• [Objective]: Reproduce the listing below in its entirety. Change nothing.

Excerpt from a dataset

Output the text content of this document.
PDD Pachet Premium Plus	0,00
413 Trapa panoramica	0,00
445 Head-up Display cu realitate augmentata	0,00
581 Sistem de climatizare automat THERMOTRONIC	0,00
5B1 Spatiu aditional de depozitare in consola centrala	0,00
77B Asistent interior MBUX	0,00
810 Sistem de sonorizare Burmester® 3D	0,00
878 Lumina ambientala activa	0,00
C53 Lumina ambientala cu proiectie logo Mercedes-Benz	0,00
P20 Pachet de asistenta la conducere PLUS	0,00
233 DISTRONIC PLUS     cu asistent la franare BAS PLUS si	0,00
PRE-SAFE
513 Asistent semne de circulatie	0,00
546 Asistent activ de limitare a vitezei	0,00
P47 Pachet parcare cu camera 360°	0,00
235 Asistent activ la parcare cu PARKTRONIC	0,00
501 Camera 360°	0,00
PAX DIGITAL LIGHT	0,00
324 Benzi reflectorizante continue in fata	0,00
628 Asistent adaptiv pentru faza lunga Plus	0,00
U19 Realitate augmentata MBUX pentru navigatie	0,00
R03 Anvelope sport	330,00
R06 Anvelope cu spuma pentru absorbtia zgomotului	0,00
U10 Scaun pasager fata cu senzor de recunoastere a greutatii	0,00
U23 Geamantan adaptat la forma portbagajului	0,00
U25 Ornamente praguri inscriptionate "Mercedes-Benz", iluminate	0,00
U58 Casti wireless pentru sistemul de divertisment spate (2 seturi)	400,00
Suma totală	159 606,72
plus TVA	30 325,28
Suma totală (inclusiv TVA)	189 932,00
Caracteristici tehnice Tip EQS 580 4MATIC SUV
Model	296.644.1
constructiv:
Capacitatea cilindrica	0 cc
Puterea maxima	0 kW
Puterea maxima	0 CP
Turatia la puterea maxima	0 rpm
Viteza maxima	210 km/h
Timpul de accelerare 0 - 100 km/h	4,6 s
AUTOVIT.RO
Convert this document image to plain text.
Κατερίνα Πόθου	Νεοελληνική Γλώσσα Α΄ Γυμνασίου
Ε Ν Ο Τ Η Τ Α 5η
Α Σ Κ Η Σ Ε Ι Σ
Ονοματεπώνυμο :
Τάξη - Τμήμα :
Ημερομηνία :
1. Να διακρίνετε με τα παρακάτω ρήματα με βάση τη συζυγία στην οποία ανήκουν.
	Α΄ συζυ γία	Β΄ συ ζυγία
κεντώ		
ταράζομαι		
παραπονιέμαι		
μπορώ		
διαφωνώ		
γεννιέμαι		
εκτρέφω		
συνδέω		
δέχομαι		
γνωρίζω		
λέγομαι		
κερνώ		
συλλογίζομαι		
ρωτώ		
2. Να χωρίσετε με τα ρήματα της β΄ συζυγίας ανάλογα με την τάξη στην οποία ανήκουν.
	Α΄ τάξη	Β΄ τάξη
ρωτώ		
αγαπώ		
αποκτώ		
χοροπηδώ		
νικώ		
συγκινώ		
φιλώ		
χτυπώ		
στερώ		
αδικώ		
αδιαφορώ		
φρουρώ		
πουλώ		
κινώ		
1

• [Task solution]:
Output the text content of this document.
PDD Pachet Premium Plus	0,00
413 Trapa panoramica	0,00
445 Head-up Display cu realitate augmentata	0,00
581 Sistem de climatizare automat THERMOTRONIC	0,00
5B1 Spatiu aditional de depozitare in consola centrala	0,00
77B Asistent interior MBUX	0,00
810 Sistem de sonorizare Burmester® 3D	0,00
878 Lumina ambientala activa	0,00
C53 Lumina ambientala cu proiectie logo Mercedes-Benz	0,00
P20 Pachet de asistenta la conducere PLUS	0,00
233 DISTRONIC PLUS     cu asistent la franare BAS PLUS si	0,00
PRE-SAFE
513 Asistent semne de circulatie	0,00
546 Asistent activ de limitare a vitezei	0,00
P47 Pachet parcare cu camera 360°	0,00
235 Asistent activ la parcare cu PARKTRONIC	0,00
501 Camera 360°	0,00
PAX DIGITAL LIGHT	0,00
324 Benzi reflectorizante continue in fata	0,00
628 Asistent adaptiv pentru faza lunga Plus	0,00
U19 Realitate augmentata MBUX pentru navigatie	0,00
R03 Anvelope sport	330,00
R06 Anvelope cu spuma pentru absorbtia zgomotului	0,00
U10 Scaun pasager fata cu senzor de recunoastere a greutatii	0,00
U23 Geamantan adaptat la forma portbagajului	0,00
U25 Ornamente praguri inscriptionate "Mercedes-Benz", iluminate	0,00
U58 Casti wireless pentru sistemul de divertisment spate (2 seturi)	400,00
Suma totală	159 606,72
plus TVA	30 325,28
Suma totală (inclusiv TVA)	189 932,00
Caracteristici tehnice Tip EQS 580 4MATIC SUV
Model	296.644.1
constructiv:
Capacitatea cilindrica	0 cc
Puterea maxima	0 kW
Puterea maxima	0 CP
Turatia la puterea maxima	0 rpm
Viteza maxima	210 km/h
Timpul de accelerare 0 - 100 km/h	4,6 s
AUTOVIT.RO
Convert this document image to plain text.
Κατερίνα Πόθου	Νεοελληνική Γλώσσα Α΄ Γυμνασίου
Ε Ν Ο Τ Η Τ Α 5η
Α Σ Κ Η Σ Ε Ι Σ
Ονοματεπώνυμο :
Τάξη - Τμήμα :
Ημερομηνία :
1. Να διακρίνετε με τα παρακάτω ρήματα με βάση τη συζυγία στην οποία ανήκουν.
	Α΄ συζυ γία	Β΄ συ ζυγία
κεντώ		
ταράζομαι		
παραπονιέμαι		
μπορώ		
διαφωνώ		
γεννιέμαι		
εκτρέφω		
συνδέω		
δέχομαι		
γνωρίζω		
λέγομαι		
κερνώ		
συλλογίζομαι		
ρωτώ		
2. Να χωρίσετε με τα ρήματα της β΄ συζυγίας ανάλογα με την τάξη στην οποία ανήκουν.
	Α΄ τάξη	Β΄ τάξη
ρωτώ		
αγαπώ		
αποκτώ		
χοροπηδώ		
νικώ		
συγκινώ		
φιλώ		
χτυπώ		
στερώ		
αδικώ		
αδιαφορώ		
φρουρώ		
πουλώ		
κινώ		
1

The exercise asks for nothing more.